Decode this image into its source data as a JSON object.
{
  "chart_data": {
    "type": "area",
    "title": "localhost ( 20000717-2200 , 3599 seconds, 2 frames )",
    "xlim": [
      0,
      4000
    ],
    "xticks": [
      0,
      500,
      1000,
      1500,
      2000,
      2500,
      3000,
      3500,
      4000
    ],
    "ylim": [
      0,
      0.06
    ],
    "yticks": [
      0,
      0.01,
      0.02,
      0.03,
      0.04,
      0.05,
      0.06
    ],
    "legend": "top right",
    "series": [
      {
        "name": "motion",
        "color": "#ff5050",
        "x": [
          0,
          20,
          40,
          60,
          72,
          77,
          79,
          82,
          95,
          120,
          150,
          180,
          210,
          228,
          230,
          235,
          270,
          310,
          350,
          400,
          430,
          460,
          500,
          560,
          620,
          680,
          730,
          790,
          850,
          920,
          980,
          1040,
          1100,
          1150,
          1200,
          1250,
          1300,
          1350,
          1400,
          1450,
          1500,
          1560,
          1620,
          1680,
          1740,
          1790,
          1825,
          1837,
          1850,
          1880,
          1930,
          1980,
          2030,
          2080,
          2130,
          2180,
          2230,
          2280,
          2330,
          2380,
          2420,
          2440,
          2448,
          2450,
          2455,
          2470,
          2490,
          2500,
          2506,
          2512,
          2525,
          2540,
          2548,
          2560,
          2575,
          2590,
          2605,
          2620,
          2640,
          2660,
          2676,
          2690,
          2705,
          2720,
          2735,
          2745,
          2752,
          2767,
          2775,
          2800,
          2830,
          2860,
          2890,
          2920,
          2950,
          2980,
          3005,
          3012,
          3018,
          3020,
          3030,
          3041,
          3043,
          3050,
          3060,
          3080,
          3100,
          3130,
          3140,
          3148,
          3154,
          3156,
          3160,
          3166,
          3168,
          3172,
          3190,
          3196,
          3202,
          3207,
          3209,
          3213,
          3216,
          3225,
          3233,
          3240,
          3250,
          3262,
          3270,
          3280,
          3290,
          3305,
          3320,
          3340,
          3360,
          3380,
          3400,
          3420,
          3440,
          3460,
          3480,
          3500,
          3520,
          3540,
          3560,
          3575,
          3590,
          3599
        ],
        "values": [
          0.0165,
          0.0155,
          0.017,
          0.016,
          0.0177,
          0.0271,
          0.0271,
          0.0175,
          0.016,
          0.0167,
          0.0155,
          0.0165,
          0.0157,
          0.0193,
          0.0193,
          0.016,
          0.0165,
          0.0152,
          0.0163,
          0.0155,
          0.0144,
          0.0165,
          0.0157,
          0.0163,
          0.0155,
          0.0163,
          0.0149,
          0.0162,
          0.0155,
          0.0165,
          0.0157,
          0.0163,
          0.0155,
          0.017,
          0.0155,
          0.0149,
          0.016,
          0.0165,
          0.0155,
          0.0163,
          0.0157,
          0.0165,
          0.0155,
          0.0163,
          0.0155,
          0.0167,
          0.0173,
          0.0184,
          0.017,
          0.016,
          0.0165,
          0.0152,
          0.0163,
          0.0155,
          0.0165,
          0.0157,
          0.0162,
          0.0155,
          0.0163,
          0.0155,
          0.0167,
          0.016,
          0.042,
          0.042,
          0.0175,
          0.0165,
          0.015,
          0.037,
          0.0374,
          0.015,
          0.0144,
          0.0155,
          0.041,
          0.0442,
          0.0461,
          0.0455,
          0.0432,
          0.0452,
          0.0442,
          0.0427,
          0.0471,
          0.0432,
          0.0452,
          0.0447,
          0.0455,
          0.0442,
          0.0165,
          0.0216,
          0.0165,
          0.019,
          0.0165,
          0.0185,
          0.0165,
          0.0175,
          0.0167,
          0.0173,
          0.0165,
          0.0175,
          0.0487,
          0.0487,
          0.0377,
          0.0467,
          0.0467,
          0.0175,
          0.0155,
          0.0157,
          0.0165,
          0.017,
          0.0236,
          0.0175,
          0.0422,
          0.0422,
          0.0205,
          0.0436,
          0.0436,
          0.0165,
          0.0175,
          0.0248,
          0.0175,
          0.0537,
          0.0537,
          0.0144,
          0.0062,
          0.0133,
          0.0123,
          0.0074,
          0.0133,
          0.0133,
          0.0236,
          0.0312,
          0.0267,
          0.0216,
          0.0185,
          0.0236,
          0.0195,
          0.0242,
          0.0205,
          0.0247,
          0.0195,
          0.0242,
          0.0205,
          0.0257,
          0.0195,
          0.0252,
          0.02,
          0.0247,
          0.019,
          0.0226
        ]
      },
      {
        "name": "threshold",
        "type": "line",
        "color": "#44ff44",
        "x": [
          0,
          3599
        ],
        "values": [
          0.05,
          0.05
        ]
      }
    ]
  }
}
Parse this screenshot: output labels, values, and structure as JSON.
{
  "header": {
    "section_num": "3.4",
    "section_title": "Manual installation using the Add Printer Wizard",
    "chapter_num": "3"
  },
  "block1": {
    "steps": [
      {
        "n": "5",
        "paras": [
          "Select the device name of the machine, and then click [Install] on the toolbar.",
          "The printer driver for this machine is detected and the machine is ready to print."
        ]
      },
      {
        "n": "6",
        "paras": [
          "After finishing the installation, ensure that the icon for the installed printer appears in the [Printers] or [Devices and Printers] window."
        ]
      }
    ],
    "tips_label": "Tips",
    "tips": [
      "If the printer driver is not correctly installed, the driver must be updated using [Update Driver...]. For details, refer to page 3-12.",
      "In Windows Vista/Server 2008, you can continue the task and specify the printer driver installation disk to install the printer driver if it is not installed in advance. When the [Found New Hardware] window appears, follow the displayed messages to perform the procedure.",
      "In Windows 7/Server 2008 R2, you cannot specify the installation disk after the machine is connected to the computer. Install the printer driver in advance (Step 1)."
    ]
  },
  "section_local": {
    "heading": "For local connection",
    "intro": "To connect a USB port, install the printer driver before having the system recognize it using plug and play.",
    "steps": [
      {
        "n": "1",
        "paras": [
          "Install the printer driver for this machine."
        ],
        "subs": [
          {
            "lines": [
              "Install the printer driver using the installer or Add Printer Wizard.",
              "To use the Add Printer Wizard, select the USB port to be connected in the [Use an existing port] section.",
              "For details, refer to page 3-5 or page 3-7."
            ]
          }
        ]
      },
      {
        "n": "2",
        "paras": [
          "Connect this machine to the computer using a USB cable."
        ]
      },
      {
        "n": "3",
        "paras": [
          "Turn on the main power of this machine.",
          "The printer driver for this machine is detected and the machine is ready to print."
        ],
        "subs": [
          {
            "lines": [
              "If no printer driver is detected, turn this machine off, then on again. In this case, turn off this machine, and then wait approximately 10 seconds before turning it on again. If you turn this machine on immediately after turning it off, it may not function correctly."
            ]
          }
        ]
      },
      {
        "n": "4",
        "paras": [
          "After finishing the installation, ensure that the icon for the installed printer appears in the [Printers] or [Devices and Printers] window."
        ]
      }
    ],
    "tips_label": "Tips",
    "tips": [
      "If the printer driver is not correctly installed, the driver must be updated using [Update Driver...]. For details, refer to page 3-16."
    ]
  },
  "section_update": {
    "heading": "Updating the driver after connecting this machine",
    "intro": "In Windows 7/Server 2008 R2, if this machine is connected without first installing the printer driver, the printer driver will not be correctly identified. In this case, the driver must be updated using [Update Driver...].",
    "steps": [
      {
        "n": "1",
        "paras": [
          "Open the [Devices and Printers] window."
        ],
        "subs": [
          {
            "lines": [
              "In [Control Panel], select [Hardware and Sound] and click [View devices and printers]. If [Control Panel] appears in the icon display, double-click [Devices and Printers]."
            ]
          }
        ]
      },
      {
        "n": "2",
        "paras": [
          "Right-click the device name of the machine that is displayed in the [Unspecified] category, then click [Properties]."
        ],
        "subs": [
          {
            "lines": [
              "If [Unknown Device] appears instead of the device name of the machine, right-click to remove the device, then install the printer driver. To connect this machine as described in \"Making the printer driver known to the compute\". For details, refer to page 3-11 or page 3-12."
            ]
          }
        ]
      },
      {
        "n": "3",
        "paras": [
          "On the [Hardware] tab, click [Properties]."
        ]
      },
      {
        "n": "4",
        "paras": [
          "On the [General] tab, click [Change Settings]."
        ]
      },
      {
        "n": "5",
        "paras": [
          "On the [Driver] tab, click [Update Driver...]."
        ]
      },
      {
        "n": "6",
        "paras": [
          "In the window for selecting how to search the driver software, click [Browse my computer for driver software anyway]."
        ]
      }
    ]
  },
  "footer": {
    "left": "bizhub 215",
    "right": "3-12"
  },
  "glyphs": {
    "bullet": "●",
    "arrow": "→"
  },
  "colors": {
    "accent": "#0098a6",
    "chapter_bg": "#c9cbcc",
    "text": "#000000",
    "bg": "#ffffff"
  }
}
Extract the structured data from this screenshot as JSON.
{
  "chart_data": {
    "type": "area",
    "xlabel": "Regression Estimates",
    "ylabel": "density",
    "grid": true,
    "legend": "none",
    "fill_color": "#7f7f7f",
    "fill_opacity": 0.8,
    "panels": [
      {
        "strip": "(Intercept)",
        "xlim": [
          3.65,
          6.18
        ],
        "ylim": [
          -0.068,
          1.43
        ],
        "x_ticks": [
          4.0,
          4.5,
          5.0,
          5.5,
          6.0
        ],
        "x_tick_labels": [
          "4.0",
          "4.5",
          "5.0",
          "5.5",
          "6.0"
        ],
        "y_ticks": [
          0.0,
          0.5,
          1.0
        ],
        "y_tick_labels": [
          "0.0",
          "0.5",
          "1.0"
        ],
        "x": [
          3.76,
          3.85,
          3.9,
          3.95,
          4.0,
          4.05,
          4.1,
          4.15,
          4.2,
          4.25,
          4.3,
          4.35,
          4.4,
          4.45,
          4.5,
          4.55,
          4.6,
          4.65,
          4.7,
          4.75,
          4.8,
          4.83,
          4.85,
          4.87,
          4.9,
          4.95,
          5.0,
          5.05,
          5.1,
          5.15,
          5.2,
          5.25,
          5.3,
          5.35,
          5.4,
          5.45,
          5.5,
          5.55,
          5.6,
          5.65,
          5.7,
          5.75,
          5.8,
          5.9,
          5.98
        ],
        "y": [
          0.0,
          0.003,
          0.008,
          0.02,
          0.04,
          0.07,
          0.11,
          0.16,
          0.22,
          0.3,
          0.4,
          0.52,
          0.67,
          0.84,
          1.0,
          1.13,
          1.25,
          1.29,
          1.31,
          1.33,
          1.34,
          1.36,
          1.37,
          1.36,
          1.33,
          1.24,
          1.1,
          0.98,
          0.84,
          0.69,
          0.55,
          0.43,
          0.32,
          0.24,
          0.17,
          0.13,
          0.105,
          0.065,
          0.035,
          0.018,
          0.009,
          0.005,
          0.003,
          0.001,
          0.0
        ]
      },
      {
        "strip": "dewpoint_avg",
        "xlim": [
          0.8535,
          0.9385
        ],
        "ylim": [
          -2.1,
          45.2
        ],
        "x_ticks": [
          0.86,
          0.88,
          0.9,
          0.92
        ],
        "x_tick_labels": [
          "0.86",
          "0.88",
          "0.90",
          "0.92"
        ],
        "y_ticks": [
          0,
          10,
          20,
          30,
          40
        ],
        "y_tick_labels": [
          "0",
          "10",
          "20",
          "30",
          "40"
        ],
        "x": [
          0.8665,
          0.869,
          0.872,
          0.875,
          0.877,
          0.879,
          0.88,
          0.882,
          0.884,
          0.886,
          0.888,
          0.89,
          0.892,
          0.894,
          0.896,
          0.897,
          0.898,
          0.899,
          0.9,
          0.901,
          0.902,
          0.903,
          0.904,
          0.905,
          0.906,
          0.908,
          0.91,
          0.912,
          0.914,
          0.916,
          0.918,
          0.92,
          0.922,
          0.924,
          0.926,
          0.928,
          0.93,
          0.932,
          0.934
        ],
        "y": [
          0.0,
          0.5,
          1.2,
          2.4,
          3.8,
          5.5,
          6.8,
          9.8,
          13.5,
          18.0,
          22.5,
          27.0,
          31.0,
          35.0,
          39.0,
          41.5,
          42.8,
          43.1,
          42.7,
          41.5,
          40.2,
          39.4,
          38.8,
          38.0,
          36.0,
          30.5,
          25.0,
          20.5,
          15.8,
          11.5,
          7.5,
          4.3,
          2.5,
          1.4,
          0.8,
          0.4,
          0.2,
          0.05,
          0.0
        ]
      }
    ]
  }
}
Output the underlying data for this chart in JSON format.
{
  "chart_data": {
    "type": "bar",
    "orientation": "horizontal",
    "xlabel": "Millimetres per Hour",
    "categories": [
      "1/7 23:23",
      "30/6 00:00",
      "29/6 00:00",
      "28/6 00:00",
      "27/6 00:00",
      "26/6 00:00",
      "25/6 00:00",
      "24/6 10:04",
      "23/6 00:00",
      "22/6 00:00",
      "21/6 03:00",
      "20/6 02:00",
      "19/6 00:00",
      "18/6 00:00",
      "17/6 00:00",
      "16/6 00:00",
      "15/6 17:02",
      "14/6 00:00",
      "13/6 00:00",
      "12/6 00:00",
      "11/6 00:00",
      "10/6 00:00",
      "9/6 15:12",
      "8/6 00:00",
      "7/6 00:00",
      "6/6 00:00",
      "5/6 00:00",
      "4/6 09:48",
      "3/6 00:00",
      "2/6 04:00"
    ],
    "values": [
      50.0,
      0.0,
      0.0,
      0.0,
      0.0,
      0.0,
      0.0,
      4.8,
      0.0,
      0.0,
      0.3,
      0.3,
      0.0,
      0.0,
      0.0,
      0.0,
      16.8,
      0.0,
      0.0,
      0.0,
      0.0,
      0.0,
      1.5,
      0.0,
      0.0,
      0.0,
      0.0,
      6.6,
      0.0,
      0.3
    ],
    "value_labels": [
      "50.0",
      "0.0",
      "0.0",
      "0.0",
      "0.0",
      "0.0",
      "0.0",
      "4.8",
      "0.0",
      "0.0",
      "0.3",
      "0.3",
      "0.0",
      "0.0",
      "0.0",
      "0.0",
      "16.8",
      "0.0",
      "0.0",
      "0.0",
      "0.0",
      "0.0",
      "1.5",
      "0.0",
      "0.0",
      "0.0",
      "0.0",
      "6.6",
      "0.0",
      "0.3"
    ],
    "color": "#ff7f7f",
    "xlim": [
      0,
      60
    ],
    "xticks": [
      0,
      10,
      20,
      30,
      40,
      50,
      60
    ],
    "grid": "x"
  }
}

TASK DETAILS:
Some lines of the data may hold the word "Printers". Say how many do, with nothing else.

SOLUTION FOR THIS TASK:
4